===== Provided records =====
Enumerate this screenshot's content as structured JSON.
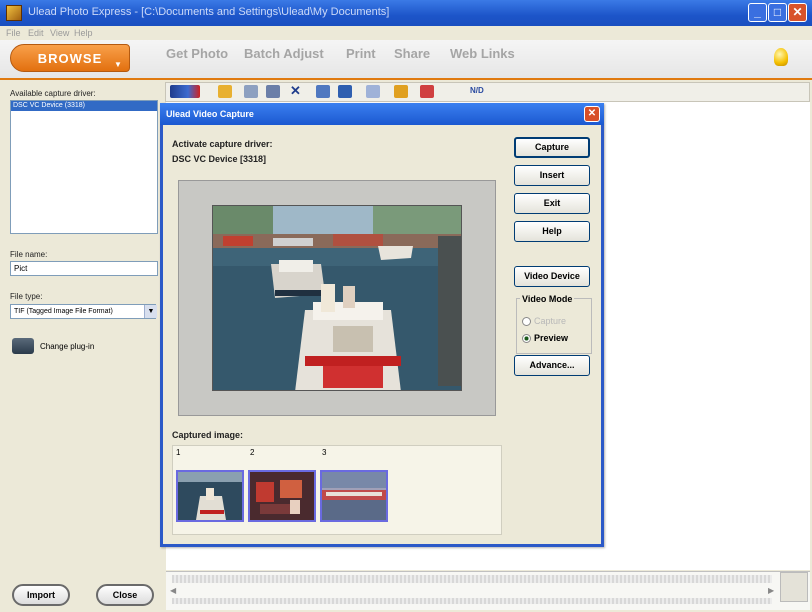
{
  "window": {
    "title": "Ulead Photo Express - [C:\\Documents and Settings\\Ulead\\My Documents]",
    "minimize_glyph": "_",
    "maximize_glyph": "□",
    "close_glyph": "✕"
  },
  "menu": [
    "File",
    "Edit",
    "View",
    "Help"
  ],
  "nav": {
    "browse_label": "BROWSE",
    "links": [
      "Get Photo",
      "Batch Adjust",
      "Print",
      "Share",
      "Web Links"
    ]
  },
  "left_panel": {
    "capture_driver_label": "Available capture driver:",
    "driver_selected": "DSC VC Device (3318)",
    "file_name_label": "File name:",
    "file_name_value": "Pict",
    "file_type_label": "File type:",
    "file_type_value": "TIF (Tagged Image File Format)",
    "plugin_label": "Change plug-in",
    "import_label": "Import",
    "close_label": "Close"
  },
  "toolbar": {
    "icons": [
      "scanner-icon",
      "open-folder-icon",
      "copy-icon",
      "paste-icon",
      "delete-icon",
      "select-icon",
      "thumbnail-icon",
      "view-icon",
      "album-icon",
      "properties-icon"
    ],
    "extra": "N/D"
  },
  "dialog": {
    "title": "Ulead Video Capture",
    "driver_label": "Activate capture driver:",
    "driver_value": "DSC VC Device [3318]",
    "buttons": {
      "capture": "Capture",
      "insert": "Insert",
      "exit": "Exit",
      "help": "Help",
      "video_device": "Video Device",
      "advance": "Advance..."
    },
    "video_mode": {
      "label": "Video Mode",
      "capture_option": "Capture",
      "preview_option": "Preview",
      "selected": "Preview"
    },
    "captured_label": "Captured image:",
    "thumbnails": [
      "1",
      "2",
      "3"
    ]
  },
  "colors": {
    "accent_orange": "#e2700f",
    "title_blue": "#1d55c9",
    "selection_blue": "#316ac5"
  }
}
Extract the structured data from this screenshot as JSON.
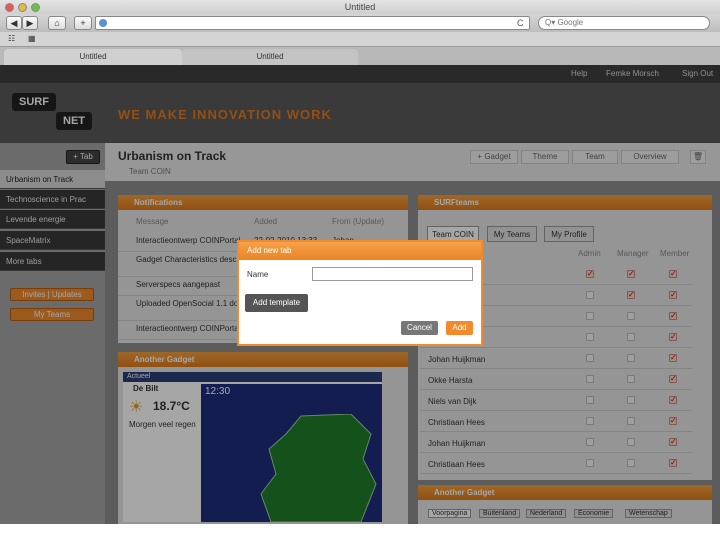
{
  "window": {
    "title": "Untitled"
  },
  "toolbar": {
    "back": "◀",
    "forward": "▶",
    "home": "⌂",
    "add": "+",
    "reload": "C",
    "search_placeholder": "Q▾ Google"
  },
  "bookmarks": {
    "reader": "☷",
    "grid": "▦"
  },
  "tabs": [
    {
      "label": "Untitled"
    },
    {
      "label": "Untitled"
    }
  ],
  "topnav": {
    "help": "Help",
    "user": "Femke Morsch",
    "signout": "Sign Out"
  },
  "logo": {
    "line1": "SURF",
    "line2": "NET"
  },
  "tagline": "WE MAKE INNOVATION WORK",
  "sidebar": {
    "add_tab": "+ Tab",
    "items": [
      "Urbanism on Track",
      "Technoscience in Prac",
      "Levende energie",
      "SpaceMatrix",
      "More tabs"
    ],
    "invites": "Invites | Updates",
    "myteams": "My Teams"
  },
  "page": {
    "title": "Urbanism on Track",
    "team": "Team COIN",
    "actions": [
      "+ Gadget",
      "Theme",
      "Team",
      "Overview"
    ]
  },
  "notifications": {
    "title": "Notifications",
    "headers": [
      "Message",
      "Added",
      "From (Update)"
    ],
    "rows": [
      {
        "msg": "Interactieontwerp COINPortal",
        "added": "22-02-2010 13:33",
        "from": "Johan"
      },
      {
        "msg": "Gadget Characteristics described in Confluence Wiki",
        "added": "",
        "from": ""
      },
      {
        "msg": "Serverspecs aangepast",
        "added": "",
        "from": ""
      },
      {
        "msg": "Uploaded OpenSocial 1.1 documentation",
        "added": "",
        "from": ""
      },
      {
        "msg": "Interactieontwerp COINPortal",
        "added": "",
        "from": ""
      }
    ]
  },
  "surfteams": {
    "title": "SURFteams",
    "tabs": [
      "Team COIN",
      "My Teams",
      "My Profile"
    ],
    "headers": [
      "Admin",
      "Manager",
      "Member"
    ],
    "members": [
      {
        "name": "",
        "admin": true,
        "manager": true,
        "member": true
      },
      {
        "name": "",
        "admin": false,
        "manager": true,
        "member": true
      },
      {
        "name": "",
        "admin": false,
        "manager": false,
        "member": true
      },
      {
        "name": "",
        "admin": false,
        "manager": false,
        "member": true
      },
      {
        "name": "Johan Huijkman",
        "admin": false,
        "manager": false,
        "member": true
      },
      {
        "name": "Okke Harsta",
        "admin": false,
        "manager": false,
        "member": true
      },
      {
        "name": "Niels van Dijk",
        "admin": false,
        "manager": false,
        "member": true
      },
      {
        "name": "Christiaan Hees",
        "admin": false,
        "manager": false,
        "member": true
      },
      {
        "name": "Johan Huijkman",
        "admin": false,
        "manager": false,
        "member": true
      },
      {
        "name": "Christiaan Hees",
        "admin": false,
        "manager": false,
        "member": true
      }
    ]
  },
  "another_gadget": {
    "title": "Another Gadget",
    "actueel": "Actueel",
    "place": "De Bilt",
    "temp": "18.7°C",
    "forecast": "Morgen veel regen",
    "time": "12:30"
  },
  "another_gadget2": {
    "title": "Another Gadget",
    "tabs": [
      "Voorpagina",
      "Buitenland",
      "Nederland",
      "Economie",
      "Wetenschap"
    ]
  },
  "dialog": {
    "title": "Add new tab",
    "name_label": "Name",
    "name_value": "",
    "add_template": "Add template",
    "cancel": "Cancel",
    "add": "Add"
  }
}
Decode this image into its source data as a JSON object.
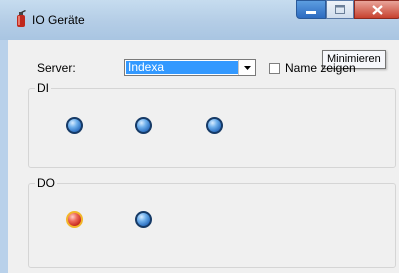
=====
Task objective: Transcribe all the records above word for word, without their images.

Output for this exercise:
Enumerate this screenshot's content as structured JSON.
{
  "window": {
    "title": "Ulead Photo Express - [C:\\Documents and Settings\\Ulead\\My Documents]",
    "minimize_glyph": "_",
    "maximize_glyph": "□",
    "close_glyph": "✕"
  },
  "menu": [
    "File",
    "Edit",
    "View",
    "Help"
  ],
  "nav": {
    "browse_label": "BROWSE",
    "links": [
      "Get Photo",
      "Batch Adjust",
      "Print",
      "Share",
      "Web Links"
    ]
  },
  "left_panel": {
    "capture_driver_label": "Available capture driver:",
    "driver_selected": "DSC VC Device (3318)",
    "file_name_label": "File name:",
    "file_name_value": "Pict",
    "file_type_label": "File type:",
    "file_type_value": "TIF (Tagged Image File Format)",
    "plugin_label": "Change plug-in",
    "import_label": "Import",
    "close_label": "Close"
  },
  "toolbar": {
    "icons": [
      "scanner-icon",
      "open-folder-icon",
      "copy-icon",
      "paste-icon",
      "delete-icon",
      "select-icon",
      "thumbnail-icon",
      "view-icon",
      "album-icon",
      "properties-icon"
    ],
    "extra": "N/D"
  },
  "dialog": {
    "title": "Ulead Video Capture",
    "driver_label": "Activate capture driver:",
    "driver_value": "DSC VC Device [3318]",
    "buttons": {
      "capture": "Capture",
      "insert": "Insert",
      "exit": "Exit",
      "help": "Help",
      "video_device": "Video Device",
      "advance": "Advance..."
    },
    "video_mode": {
      "label": "Video Mode",
      "capture_option": "Capture",
      "preview_option": "Preview",
      "selected": "Preview"
    },
    "captured_label": "Captured image:",
    "thumbnails": [
      "1",
      "2",
      "3"
    ]
  },
  "colors": {
    "accent_orange": "#e2700f",
    "title_blue": "#1d55c9",
    "selection_blue": "#316ac5"
  }
}
Extract the structured data from this screenshot as JSON.
{
  "window": {
    "title": "Untitled"
  },
  "toolbar": {
    "back": "◀",
    "forward": "▶",
    "home": "⌂",
    "add": "+",
    "reload": "C",
    "search_placeholder": "Q▾ Google"
  },
  "bookmarks": {
    "reader": "☷",
    "grid": "▦"
  },
  "tabs": [
    {
      "label": "Untitled"
    },
    {
      "label": "Untitled"
    }
  ],
  "topnav": {
    "help": "Help",
    "user": "Femke Morsch",
    "signout": "Sign Out"
  },
  "logo": {
    "line1": "SURF",
    "line2": "NET"
  },
  "tagline": "WE MAKE INNOVATION WORK",
  "sidebar": {
    "add_tab": "+ Tab",
    "items": [
      "Urbanism on Track",
      "Technoscience in Prac",
      "Levende energie",
      "SpaceMatrix",
      "More tabs"
    ],
    "invites": "Invites | Updates",
    "myteams": "My Teams"
  },
  "page": {
    "title": "Urbanism on Track",
    "team": "Team COIN",
    "actions": [
      "+ Gadget",
      "Theme",
      "Team",
      "Overview"
    ]
  },
  "notifications": {
    "title": "Notifications",
    "headers": [
      "Message",
      "Added",
      "From (Update)"
    ],
    "rows": [
      {
        "msg": "Interactieontwerp COINPortal",
        "added": "22-02-2010 13:33",
        "from": "Johan"
      },
      {
        "msg": "Gadget Characteristics described in Confluence Wiki",
        "added": "",
        "from": ""
      },
      {
        "msg": "Serverspecs aangepast",
        "added": "",
        "from": ""
      },
      {
        "msg": "Uploaded OpenSocial 1.1 documentation",
        "added": "",
        "from": ""
      },
      {
        "msg": "Interactieontwerp COINPortal",
        "added": "",
        "from": ""
      }
    ]
  },
  "surfteams": {
    "title": "SURFteams",
    "tabs": [
      "Team COIN",
      "My Teams",
      "My Profile"
    ],
    "headers": [
      "Admin",
      "Manager",
      "Member"
    ],
    "members": [
      {
        "name": "",
        "admin": true,
        "manager": true,
        "member": true
      },
      {
        "name": "",
        "admin": false,
        "manager": true,
        "member": true
      },
      {
        "name": "",
        "admin": false,
        "manager": false,
        "member": true
      },
      {
        "name": "",
        "admin": false,
        "manager": false,
        "member": true
      },
      {
        "name": "Johan Huijkman",
        "admin": false,
        "manager": false,
        "member": true
      },
      {
        "name": "Okke Harsta",
        "admin": false,
        "manager": false,
        "member": true
      },
      {
        "name": "Niels van Dijk",
        "admin": false,
        "manager": false,
        "member": true
      },
      {
        "name": "Christiaan Hees",
        "admin": false,
        "manager": false,
        "member": true
      },
      {
        "name": "Johan Huijkman",
        "admin": false,
        "manager": false,
        "member": true
      },
      {
        "name": "Christiaan Hees",
        "admin": false,
        "manager": false,
        "member": true
      }
    ]
  },
  "another_gadget": {
    "title": "Another Gadget",
    "actueel": "Actueel",
    "place": "De Bilt",
    "temp": "18.7°C",
    "forecast": "Morgen veel regen",
    "time": "12:30"
  },
  "another_gadget2": {
    "title": "Another Gadget",
    "tabs": [
      "Voorpagina",
      "Buitenland",
      "Nederland",
      "Economie",
      "Wetenschap"
    ]
  },
  "dialog": {
    "title": "Add new tab",
    "name_label": "Name",
    "name_value": "",
    "add_template": "Add template",
    "cancel": "Cancel",
    "add": "Add"
  }
}
Decode this image into its source data as a JSON object.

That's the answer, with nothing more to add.